>>>

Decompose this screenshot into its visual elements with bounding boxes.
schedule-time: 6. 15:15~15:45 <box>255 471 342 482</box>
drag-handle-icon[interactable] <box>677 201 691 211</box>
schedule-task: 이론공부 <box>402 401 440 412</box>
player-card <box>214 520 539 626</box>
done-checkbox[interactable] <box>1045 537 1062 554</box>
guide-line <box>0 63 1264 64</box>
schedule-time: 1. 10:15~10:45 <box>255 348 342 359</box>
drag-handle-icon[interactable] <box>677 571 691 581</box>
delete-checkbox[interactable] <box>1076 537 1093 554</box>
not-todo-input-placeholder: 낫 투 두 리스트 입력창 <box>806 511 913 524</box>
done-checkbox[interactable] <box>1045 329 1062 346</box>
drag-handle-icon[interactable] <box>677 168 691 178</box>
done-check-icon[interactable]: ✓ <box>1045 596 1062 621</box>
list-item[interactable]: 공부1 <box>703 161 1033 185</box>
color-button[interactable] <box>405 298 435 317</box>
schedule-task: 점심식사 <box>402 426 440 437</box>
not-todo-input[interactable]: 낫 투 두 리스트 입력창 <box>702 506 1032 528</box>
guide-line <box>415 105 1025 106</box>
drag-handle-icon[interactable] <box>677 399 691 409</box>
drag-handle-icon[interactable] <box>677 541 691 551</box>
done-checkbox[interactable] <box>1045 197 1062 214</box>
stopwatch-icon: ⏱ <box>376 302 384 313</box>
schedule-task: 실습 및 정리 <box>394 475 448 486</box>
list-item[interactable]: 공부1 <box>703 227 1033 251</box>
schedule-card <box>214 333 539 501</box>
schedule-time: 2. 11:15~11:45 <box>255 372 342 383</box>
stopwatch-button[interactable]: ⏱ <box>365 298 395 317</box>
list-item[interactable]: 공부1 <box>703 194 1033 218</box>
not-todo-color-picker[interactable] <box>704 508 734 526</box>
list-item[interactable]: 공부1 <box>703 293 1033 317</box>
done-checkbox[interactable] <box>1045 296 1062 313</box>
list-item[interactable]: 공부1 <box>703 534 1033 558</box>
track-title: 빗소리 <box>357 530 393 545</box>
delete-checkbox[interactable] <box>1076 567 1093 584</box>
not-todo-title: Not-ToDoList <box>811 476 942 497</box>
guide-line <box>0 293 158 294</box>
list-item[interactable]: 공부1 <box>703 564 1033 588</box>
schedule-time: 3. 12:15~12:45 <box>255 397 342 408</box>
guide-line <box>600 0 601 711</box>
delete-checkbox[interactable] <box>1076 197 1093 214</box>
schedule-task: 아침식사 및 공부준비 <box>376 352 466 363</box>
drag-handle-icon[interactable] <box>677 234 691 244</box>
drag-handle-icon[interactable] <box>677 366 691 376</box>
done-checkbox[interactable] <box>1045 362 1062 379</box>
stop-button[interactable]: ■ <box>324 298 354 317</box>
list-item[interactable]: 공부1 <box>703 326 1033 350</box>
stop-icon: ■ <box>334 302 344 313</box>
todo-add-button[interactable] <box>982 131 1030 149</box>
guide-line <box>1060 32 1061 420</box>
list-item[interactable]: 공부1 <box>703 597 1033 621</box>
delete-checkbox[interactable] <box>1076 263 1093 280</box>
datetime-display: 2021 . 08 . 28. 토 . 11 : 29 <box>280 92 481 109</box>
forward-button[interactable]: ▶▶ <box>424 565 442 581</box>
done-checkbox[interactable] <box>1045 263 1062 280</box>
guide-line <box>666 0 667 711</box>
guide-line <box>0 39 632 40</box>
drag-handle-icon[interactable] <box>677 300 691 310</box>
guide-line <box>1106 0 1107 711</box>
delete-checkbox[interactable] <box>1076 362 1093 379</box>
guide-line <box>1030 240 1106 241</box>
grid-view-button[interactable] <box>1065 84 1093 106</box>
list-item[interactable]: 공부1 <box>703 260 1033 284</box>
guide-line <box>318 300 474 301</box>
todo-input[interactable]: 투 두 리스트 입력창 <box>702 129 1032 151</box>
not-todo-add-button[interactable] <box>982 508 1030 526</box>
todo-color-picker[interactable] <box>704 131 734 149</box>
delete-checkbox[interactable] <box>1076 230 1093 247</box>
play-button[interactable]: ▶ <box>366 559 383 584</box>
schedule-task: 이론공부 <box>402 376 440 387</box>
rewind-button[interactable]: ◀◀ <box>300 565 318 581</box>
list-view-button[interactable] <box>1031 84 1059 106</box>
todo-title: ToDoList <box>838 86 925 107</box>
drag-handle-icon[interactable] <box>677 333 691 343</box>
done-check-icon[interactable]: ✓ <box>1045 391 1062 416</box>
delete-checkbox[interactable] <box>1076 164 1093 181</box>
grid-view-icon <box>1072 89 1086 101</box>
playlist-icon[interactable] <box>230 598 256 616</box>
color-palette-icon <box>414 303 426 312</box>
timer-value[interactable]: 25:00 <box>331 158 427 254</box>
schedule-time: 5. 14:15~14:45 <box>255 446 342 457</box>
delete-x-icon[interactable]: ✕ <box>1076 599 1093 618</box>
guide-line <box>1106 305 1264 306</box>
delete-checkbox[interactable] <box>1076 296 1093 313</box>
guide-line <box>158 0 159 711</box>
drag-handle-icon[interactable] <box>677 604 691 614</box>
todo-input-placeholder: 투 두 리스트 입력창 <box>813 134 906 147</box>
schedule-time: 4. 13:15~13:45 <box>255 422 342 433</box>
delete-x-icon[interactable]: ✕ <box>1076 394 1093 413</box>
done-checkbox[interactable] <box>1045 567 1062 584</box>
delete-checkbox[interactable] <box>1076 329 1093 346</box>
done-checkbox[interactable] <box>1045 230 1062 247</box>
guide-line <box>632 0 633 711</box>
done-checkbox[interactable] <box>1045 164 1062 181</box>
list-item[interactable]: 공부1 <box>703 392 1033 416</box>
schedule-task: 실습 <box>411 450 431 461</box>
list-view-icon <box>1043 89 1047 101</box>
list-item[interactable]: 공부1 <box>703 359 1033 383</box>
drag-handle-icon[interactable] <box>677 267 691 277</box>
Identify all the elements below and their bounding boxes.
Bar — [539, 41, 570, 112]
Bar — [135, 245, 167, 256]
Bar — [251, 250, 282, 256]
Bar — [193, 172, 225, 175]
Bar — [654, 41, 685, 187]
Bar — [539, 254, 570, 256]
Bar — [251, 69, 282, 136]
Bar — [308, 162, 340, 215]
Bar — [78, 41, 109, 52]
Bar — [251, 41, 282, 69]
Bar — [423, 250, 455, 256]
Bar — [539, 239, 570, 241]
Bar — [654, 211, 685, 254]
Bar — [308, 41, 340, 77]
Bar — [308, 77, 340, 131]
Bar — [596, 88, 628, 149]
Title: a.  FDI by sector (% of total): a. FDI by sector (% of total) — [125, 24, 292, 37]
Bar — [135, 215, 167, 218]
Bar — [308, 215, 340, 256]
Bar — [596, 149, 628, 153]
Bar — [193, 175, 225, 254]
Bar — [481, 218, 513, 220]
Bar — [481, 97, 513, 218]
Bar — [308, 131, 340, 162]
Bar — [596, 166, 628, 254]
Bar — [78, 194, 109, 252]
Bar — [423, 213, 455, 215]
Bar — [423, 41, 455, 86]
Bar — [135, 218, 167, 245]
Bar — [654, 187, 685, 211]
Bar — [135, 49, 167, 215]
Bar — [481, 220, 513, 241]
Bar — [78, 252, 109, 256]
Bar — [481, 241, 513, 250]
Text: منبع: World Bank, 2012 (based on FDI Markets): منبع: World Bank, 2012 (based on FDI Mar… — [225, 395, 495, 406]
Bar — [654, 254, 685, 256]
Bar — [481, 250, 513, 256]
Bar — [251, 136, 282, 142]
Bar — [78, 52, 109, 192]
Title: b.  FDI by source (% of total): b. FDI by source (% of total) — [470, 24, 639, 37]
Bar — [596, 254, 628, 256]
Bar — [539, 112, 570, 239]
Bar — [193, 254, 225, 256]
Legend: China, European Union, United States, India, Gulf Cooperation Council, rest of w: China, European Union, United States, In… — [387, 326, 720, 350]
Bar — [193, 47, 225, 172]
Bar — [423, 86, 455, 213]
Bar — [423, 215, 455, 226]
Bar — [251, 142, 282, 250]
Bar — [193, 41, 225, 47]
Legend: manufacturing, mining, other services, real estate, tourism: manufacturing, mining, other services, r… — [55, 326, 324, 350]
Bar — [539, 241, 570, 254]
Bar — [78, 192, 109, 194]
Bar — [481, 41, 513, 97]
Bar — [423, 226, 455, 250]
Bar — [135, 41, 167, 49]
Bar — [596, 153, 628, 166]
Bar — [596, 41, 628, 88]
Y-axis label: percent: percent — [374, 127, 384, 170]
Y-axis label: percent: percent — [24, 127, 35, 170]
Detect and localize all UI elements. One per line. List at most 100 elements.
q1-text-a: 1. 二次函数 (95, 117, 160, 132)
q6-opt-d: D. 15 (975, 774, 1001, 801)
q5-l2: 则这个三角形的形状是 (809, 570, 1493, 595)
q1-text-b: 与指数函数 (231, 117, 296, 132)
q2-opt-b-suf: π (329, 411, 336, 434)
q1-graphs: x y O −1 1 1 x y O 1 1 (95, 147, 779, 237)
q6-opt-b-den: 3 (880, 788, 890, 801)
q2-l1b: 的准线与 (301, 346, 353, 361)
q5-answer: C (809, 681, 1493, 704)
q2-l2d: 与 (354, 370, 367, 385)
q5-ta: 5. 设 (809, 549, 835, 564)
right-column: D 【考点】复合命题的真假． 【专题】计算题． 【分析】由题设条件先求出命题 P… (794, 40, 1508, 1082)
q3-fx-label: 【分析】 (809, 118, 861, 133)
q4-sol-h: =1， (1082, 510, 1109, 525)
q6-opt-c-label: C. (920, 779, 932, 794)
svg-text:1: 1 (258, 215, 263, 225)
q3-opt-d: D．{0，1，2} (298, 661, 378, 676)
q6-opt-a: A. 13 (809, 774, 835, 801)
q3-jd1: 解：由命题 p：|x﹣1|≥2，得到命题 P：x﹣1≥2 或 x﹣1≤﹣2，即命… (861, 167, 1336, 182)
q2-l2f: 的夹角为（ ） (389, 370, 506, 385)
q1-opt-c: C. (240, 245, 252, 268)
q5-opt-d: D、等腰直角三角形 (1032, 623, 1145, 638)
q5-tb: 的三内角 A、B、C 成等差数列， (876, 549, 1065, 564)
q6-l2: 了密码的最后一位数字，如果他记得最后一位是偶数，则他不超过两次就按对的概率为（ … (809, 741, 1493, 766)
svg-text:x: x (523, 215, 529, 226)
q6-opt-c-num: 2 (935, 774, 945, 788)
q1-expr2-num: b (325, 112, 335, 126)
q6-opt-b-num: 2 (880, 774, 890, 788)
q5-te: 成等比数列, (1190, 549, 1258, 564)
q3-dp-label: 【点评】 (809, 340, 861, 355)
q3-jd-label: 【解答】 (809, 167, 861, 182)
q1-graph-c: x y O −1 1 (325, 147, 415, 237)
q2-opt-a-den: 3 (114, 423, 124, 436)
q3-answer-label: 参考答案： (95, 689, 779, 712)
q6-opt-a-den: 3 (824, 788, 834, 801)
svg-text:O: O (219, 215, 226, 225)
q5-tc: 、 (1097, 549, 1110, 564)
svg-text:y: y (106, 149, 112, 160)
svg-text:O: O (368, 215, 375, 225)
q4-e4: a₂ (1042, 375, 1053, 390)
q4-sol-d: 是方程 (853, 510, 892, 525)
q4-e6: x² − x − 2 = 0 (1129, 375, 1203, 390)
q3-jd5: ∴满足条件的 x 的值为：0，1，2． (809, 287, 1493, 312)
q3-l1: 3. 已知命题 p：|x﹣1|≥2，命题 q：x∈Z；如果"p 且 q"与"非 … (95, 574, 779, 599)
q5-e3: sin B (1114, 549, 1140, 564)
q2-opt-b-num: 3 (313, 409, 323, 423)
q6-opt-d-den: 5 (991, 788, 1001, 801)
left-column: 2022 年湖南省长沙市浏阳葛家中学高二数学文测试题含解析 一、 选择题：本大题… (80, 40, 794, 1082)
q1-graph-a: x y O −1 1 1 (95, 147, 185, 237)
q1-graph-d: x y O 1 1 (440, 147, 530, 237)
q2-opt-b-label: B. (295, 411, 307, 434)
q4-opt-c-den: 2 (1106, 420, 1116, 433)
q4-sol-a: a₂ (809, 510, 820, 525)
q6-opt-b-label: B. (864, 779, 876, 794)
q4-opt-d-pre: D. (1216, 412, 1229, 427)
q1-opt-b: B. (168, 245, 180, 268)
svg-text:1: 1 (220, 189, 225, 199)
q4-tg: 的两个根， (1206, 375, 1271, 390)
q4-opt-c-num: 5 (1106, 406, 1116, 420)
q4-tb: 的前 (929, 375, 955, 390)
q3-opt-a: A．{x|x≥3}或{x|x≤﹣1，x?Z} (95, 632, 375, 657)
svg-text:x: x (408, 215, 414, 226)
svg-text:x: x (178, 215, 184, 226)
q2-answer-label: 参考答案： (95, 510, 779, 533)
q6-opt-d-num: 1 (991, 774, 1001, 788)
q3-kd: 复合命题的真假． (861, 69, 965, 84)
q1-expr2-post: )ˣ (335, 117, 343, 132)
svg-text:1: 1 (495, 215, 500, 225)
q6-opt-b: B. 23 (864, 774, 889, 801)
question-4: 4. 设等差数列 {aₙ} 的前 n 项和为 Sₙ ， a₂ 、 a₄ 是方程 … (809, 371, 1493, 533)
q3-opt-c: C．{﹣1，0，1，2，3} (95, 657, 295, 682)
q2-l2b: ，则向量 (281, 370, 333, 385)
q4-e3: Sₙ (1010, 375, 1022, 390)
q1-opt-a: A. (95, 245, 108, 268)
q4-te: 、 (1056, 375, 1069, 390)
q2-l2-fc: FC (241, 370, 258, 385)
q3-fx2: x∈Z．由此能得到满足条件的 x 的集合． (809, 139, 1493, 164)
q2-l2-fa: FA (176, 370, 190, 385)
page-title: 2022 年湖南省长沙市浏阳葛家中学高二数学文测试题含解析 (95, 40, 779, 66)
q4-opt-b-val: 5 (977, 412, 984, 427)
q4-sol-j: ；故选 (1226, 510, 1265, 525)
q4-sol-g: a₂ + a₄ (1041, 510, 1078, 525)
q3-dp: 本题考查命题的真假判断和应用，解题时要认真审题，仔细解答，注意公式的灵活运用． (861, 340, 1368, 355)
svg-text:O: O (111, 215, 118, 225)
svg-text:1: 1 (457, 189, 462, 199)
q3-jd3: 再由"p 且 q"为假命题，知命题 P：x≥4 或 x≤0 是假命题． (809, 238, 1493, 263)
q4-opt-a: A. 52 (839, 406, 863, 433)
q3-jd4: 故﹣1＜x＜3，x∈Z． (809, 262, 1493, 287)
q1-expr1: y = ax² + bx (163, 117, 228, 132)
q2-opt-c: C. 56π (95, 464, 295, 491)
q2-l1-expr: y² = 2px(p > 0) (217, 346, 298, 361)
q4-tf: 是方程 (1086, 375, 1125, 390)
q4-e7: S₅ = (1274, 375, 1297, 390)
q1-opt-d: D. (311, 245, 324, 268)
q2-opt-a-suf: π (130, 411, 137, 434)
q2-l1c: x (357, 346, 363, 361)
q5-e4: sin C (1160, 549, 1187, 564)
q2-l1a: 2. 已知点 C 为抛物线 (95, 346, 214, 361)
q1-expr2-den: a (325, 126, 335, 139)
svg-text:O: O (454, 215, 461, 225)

<<<

To be done:
Rewrite the material from the start through the line with "guide-line <box>0 63 1264 64</box>", replacing "player-card" with "music-card" and leaving everything else unchanged.

Complete output:
Decompose this screenshot into its visual elements with bounding boxes.
schedule-time: 6. 15:15~15:45 <box>255 471 342 482</box>
drag-handle-icon[interactable] <box>677 201 691 211</box>
schedule-task: 이론공부 <box>402 401 440 412</box>
music-card <box>214 520 539 626</box>
done-checkbox[interactable] <box>1045 537 1062 554</box>
guide-line <box>0 63 1264 64</box>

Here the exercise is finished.